▽

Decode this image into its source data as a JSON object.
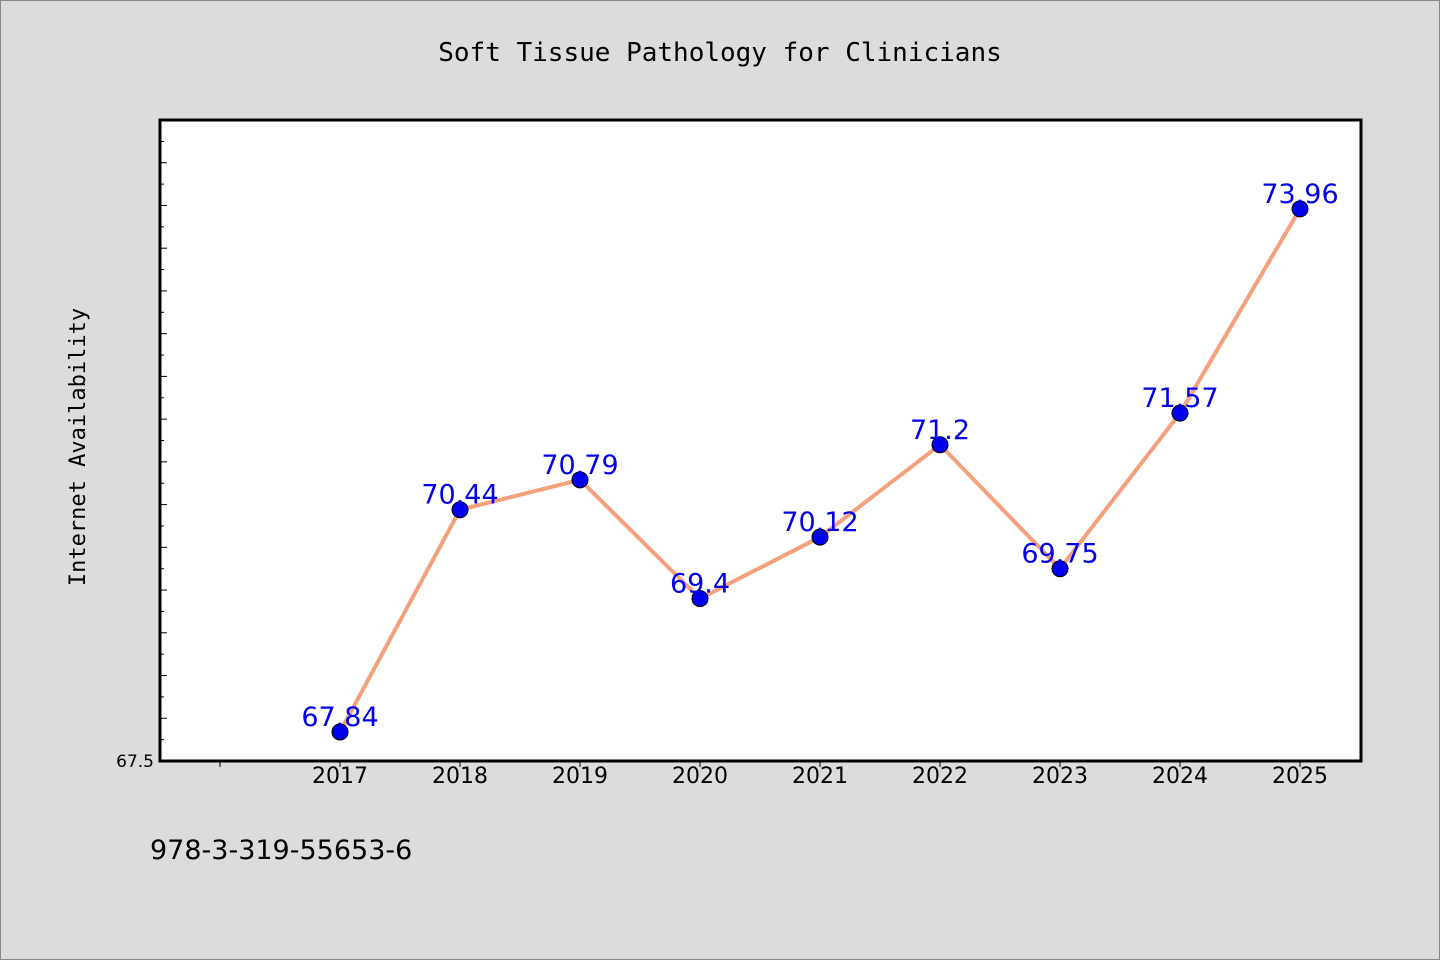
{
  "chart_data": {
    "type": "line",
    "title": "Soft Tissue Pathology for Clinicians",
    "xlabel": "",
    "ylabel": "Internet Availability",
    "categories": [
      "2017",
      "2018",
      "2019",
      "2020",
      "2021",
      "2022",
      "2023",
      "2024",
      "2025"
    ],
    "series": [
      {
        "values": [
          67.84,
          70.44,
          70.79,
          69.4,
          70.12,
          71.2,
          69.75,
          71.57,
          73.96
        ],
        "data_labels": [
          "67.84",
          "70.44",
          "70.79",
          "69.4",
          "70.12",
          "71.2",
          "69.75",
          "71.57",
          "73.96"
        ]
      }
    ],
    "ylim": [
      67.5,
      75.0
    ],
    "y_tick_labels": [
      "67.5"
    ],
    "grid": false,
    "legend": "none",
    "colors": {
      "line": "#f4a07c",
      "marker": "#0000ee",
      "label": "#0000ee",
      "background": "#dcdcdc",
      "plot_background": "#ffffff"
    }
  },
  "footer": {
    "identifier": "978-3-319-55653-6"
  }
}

△
▽

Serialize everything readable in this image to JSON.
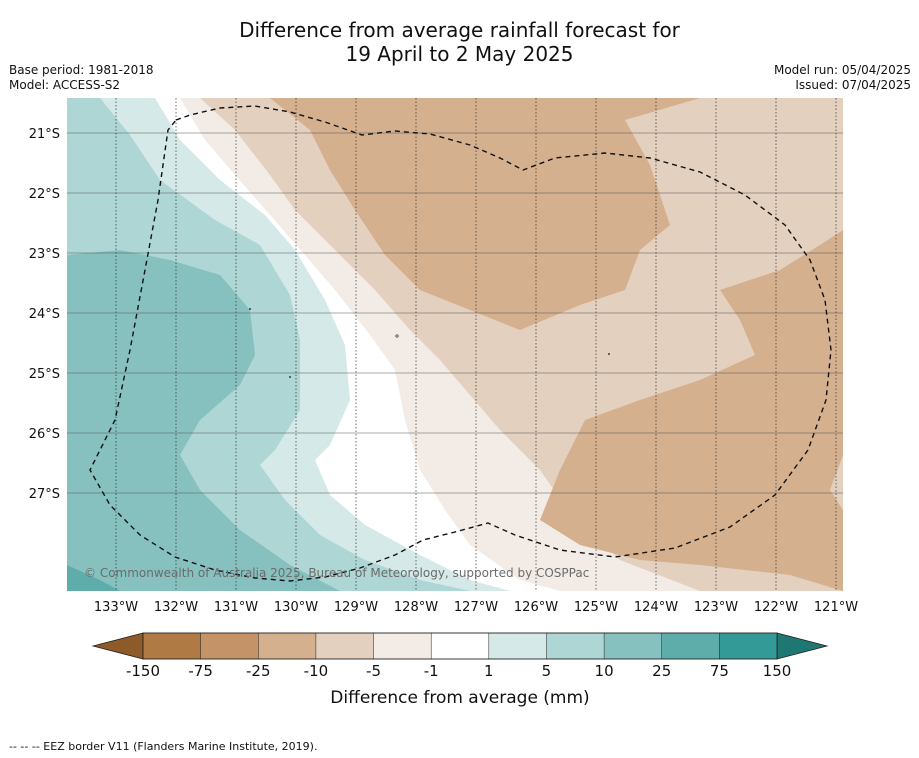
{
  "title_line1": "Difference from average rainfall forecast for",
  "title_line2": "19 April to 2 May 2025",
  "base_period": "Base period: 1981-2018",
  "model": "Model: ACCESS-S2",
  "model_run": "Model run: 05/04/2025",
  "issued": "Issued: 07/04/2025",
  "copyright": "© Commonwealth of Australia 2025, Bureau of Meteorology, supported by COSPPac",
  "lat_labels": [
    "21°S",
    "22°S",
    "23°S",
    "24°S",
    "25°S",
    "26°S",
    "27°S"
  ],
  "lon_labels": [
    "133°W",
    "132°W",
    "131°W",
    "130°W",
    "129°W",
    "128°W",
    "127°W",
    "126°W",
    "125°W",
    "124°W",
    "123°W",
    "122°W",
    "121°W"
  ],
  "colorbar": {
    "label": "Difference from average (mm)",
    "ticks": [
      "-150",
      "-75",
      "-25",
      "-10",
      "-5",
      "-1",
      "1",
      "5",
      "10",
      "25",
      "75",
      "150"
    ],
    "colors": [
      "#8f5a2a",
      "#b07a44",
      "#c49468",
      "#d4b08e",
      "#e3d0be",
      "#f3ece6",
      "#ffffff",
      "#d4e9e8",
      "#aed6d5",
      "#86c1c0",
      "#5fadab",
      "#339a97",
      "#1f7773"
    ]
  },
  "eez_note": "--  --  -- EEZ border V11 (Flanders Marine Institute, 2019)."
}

△

Work instructions
Check every line of the data, and copy the ones that contain "this".

Solved exercise
Decode this image into its source data as a JSON object.
Serialize everything readable in this image to JSON.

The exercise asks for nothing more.